* [Data entries]
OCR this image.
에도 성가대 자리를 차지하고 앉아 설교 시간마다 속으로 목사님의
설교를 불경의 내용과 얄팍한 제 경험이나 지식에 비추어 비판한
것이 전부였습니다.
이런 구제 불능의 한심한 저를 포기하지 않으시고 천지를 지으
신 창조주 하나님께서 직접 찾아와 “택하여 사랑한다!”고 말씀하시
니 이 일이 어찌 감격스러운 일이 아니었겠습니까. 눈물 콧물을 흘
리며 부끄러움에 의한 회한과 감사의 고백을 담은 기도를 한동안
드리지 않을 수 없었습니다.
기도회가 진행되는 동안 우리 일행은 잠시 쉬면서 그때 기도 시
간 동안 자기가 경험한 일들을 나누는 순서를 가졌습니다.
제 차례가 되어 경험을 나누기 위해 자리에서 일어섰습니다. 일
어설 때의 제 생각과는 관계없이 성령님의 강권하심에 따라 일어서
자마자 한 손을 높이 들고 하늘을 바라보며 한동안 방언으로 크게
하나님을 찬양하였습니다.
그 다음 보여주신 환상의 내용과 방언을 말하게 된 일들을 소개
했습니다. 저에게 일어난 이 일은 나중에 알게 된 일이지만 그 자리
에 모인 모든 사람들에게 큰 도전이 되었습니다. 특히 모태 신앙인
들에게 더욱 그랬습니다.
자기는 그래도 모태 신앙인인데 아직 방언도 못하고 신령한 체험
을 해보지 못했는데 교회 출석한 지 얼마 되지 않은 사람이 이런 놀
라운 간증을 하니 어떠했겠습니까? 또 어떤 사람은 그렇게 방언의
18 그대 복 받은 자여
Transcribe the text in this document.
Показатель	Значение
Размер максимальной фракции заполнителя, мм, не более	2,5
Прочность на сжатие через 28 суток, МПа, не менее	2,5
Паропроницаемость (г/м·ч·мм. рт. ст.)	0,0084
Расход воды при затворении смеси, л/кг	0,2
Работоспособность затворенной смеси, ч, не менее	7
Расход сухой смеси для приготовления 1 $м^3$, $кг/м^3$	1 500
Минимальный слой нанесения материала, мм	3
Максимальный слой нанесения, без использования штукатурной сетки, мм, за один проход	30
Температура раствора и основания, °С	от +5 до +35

* [AIM]
Copy each record from above without leaving any out.

* [EXERCISE RESULT]
OCR this image.
에도 성가대 자리를 차지하고 앉아 설교 시간마다 속으로 목사님의
설교를 불경의 내용과 얄팍한 제 경험이나 지식에 비추어 비판한
것이 전부였습니다.
이런 구제 불능의 한심한 저를 포기하지 않으시고 천지를 지으
신 창조주 하나님께서 직접 찾아와 “택하여 사랑한다!”고 말씀하시
니 이 일이 어찌 감격스러운 일이 아니었겠습니까. 눈물 콧물을 흘
리며 부끄러움에 의한 회한과 감사의 고백을 담은 기도를 한동안
드리지 않을 수 없었습니다.
기도회가 진행되는 동안 우리 일행은 잠시 쉬면서 그때 기도 시
간 동안 자기가 경험한 일들을 나누는 순서를 가졌습니다.
제 차례가 되어 경험을 나누기 위해 자리에서 일어섰습니다. 일
어설 때의 제 생각과는 관계없이 성령님의 강권하심에 따라 일어서
자마자 한 손을 높이 들고 하늘을 바라보며 한동안 방언으로 크게
하나님을 찬양하였습니다.
그 다음 보여주신 환상의 내용과 방언을 말하게 된 일들을 소개
했습니다. 저에게 일어난 이 일은 나중에 알게 된 일이지만 그 자리
에 모인 모든 사람들에게 큰 도전이 되었습니다. 특히 모태 신앙인
들에게 더욱 그랬습니다.
자기는 그래도 모태 신앙인인데 아직 방언도 못하고 신령한 체험
을 해보지 못했는데 교회 출석한 지 얼마 되지 않은 사람이 이런 놀
라운 간증을 하니 어떠했겠습니까? 또 어떤 사람은 그렇게 방언의
18 그대 복 받은 자여
Transcribe the text in this document.
Показатель	Значение
Размер максимальной фракции заполнителя, мм, не более	2,5
Прочность на сжатие через 28 суток, МПа, не менее	2,5
Паропроницаемость (г/м·ч·мм. рт. ст.)	0,0084
Расход воды при затворении смеси, л/кг	0,2
Работоспособность затворенной смеси, ч, не менее	7
Расход сухой смеси для приготовления 1 $м^3$, $кг/м^3$	1 500
Минимальный слой нанесения материала, мм	3
Максимальный слой нанесения, без использования штукатурной сетки, мм, за один проход	30
Температура раствора и основания, °С	от +5 до +35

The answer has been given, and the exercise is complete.